──────── Records ────────
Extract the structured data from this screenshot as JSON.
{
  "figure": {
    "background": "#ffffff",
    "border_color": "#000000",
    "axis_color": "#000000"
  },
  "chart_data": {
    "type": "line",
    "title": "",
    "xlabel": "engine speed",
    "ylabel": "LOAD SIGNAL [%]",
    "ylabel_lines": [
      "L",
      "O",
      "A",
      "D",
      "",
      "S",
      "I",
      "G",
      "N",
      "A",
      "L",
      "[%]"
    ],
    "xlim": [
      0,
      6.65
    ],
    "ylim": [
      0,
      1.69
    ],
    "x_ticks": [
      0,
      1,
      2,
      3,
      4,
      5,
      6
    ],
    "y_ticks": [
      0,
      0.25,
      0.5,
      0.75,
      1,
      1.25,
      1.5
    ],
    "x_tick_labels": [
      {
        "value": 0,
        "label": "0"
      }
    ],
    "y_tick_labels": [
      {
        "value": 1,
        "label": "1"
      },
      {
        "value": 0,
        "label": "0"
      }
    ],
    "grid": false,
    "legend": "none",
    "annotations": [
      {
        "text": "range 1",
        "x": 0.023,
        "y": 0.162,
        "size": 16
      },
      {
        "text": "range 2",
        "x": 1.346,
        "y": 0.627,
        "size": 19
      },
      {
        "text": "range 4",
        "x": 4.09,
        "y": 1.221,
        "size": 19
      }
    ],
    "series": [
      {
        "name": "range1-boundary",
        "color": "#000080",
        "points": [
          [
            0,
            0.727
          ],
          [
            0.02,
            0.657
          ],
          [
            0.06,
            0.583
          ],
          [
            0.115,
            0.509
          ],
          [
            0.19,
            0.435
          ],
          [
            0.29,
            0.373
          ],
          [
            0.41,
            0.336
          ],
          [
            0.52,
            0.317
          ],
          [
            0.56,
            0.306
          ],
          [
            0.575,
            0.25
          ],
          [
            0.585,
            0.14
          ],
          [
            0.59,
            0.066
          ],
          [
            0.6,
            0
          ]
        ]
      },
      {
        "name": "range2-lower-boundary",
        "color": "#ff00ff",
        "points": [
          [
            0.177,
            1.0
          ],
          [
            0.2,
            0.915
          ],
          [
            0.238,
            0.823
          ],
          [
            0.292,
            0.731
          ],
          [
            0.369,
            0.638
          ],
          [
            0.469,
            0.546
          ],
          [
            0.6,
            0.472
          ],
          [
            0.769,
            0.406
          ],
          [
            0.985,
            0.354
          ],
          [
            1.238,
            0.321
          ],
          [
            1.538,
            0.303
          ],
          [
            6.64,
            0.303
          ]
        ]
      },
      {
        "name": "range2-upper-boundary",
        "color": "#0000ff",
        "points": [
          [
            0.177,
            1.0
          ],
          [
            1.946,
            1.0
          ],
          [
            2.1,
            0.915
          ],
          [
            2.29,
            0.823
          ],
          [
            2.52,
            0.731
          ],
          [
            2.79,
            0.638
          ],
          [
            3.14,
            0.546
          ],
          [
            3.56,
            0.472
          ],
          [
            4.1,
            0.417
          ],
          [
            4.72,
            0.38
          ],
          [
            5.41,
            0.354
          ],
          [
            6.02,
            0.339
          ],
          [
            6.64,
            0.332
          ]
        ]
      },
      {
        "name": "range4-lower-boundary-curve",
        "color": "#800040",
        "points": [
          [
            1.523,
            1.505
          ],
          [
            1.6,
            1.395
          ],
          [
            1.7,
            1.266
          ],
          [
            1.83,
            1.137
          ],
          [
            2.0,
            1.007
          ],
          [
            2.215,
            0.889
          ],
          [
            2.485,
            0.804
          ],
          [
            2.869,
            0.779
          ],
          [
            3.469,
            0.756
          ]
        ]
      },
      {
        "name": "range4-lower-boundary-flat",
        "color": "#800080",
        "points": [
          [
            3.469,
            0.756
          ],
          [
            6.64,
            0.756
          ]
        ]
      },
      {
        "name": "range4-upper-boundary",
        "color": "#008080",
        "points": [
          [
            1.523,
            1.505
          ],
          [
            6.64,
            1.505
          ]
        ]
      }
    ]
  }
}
────────
──────── Records ────────
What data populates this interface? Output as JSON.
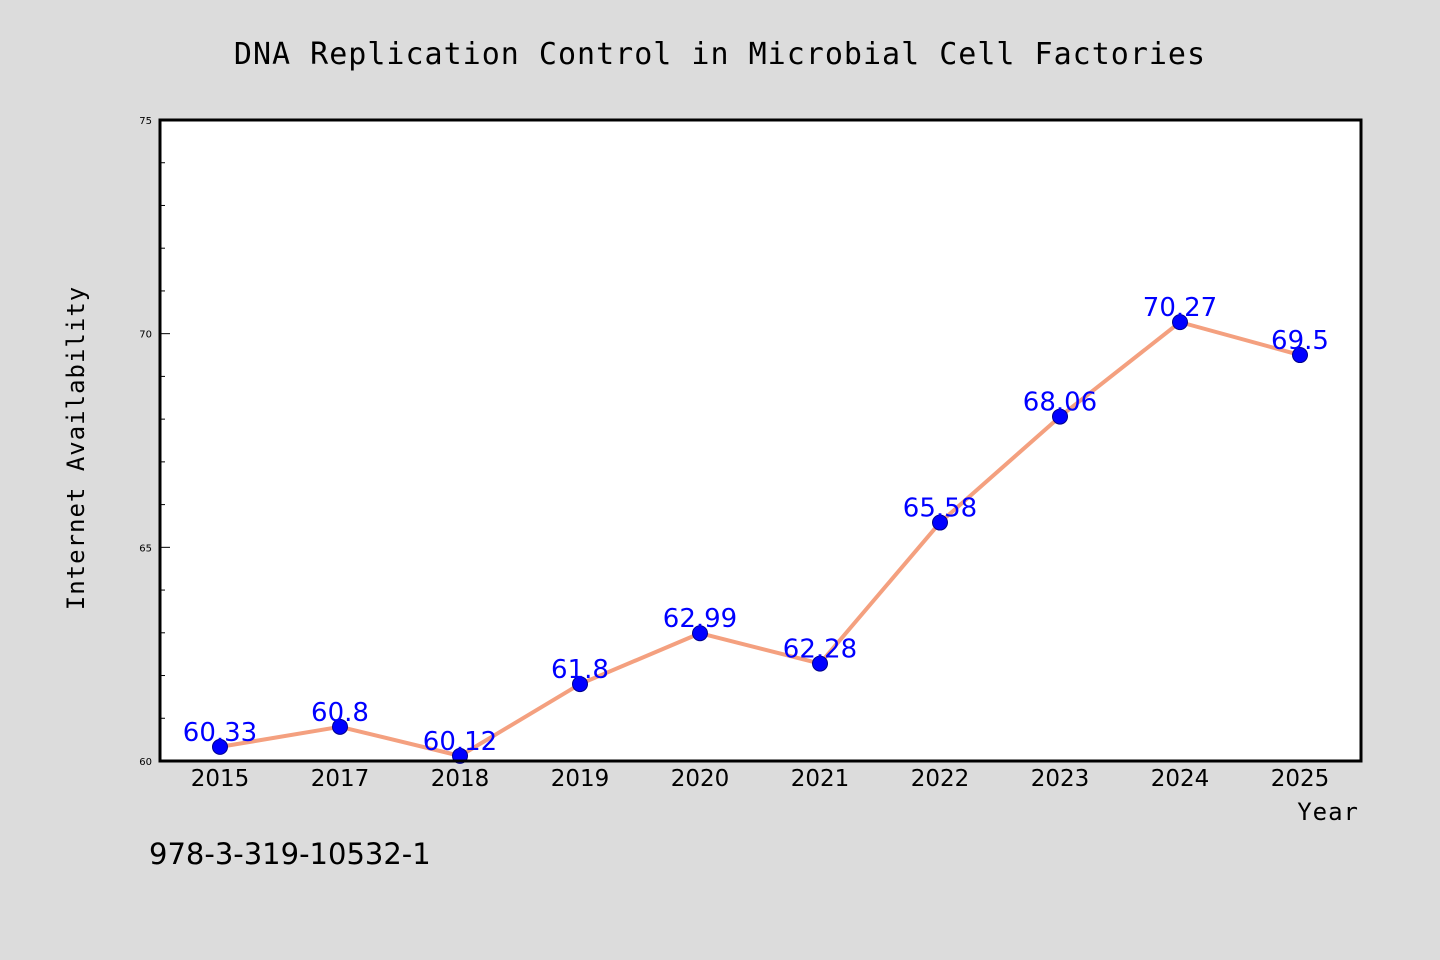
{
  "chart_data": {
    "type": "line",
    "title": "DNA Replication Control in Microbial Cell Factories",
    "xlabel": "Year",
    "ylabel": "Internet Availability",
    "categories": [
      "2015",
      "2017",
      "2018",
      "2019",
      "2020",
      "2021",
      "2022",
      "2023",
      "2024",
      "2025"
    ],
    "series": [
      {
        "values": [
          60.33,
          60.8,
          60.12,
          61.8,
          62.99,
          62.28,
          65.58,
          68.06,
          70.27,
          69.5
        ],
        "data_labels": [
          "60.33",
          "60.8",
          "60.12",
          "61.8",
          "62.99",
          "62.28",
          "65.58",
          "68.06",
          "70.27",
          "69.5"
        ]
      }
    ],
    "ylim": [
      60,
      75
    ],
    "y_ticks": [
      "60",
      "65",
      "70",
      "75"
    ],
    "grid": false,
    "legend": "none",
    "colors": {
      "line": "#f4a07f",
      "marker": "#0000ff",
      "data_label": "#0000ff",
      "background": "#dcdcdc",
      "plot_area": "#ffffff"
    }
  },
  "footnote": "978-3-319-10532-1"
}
────────
──────── Records ────────
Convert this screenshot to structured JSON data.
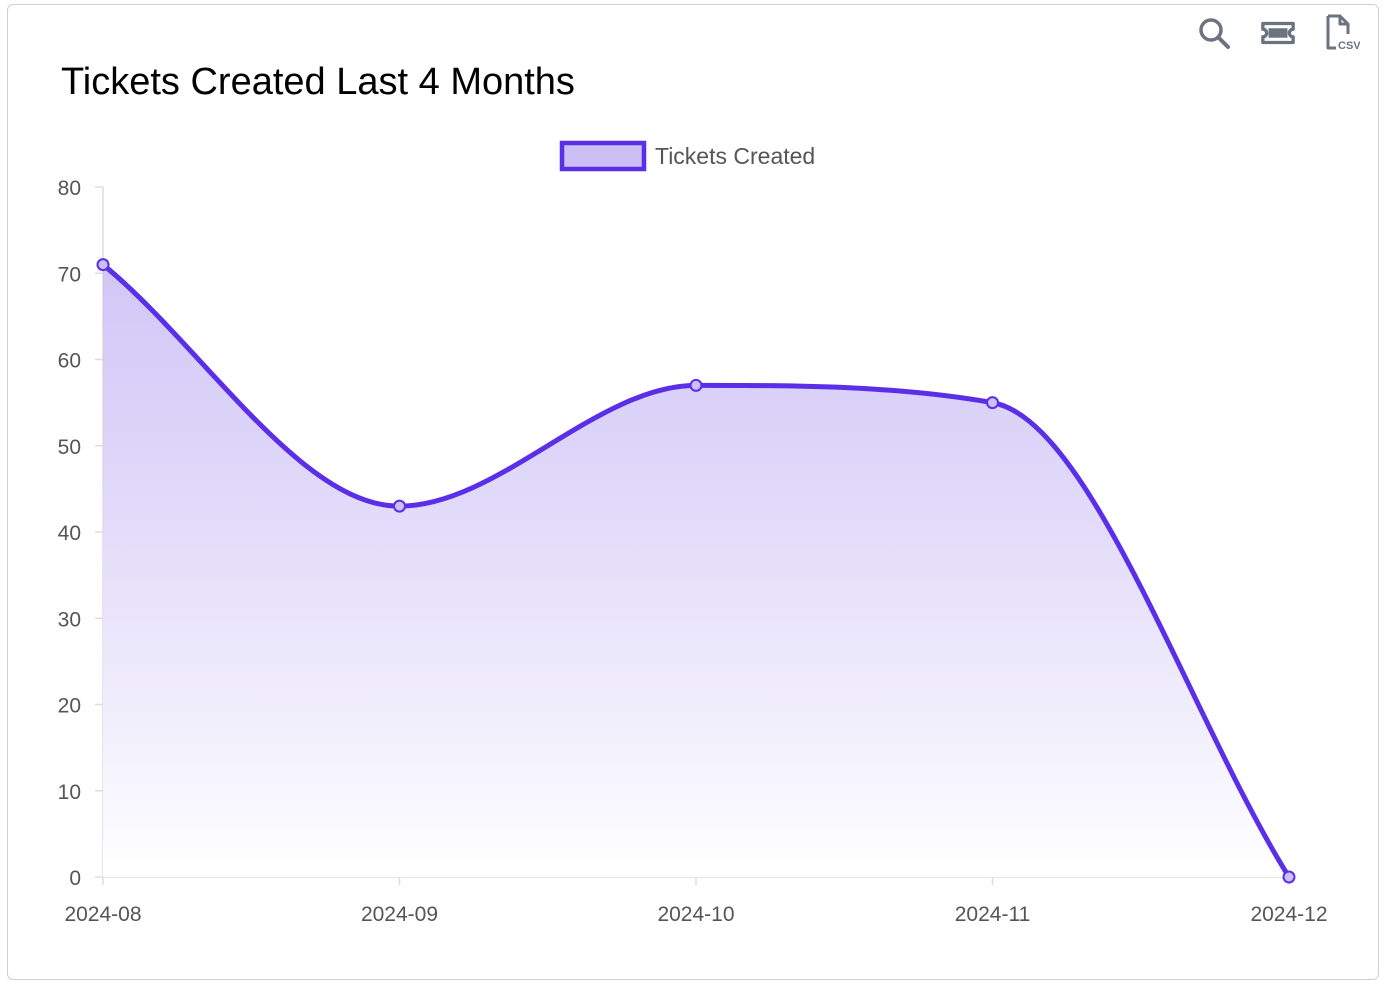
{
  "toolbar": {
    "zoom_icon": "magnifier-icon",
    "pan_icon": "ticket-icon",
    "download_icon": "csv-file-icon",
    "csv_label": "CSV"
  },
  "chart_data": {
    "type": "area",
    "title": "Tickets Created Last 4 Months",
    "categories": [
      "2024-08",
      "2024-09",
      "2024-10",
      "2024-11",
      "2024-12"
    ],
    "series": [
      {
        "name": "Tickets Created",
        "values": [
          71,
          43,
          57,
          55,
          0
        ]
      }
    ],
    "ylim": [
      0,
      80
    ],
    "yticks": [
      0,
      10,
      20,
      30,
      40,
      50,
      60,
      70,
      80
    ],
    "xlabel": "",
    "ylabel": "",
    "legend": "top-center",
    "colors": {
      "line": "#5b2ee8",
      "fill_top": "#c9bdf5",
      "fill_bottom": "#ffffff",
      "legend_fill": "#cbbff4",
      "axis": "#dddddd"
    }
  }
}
────────
What you are asked to do: Your task is to gather all lines from the entries above that hold the word "icon".

Solution:
    "zoom_icon": "magnifier-icon",
    "pan_icon": "ticket-icon",
    "download_icon": "csv-file-icon",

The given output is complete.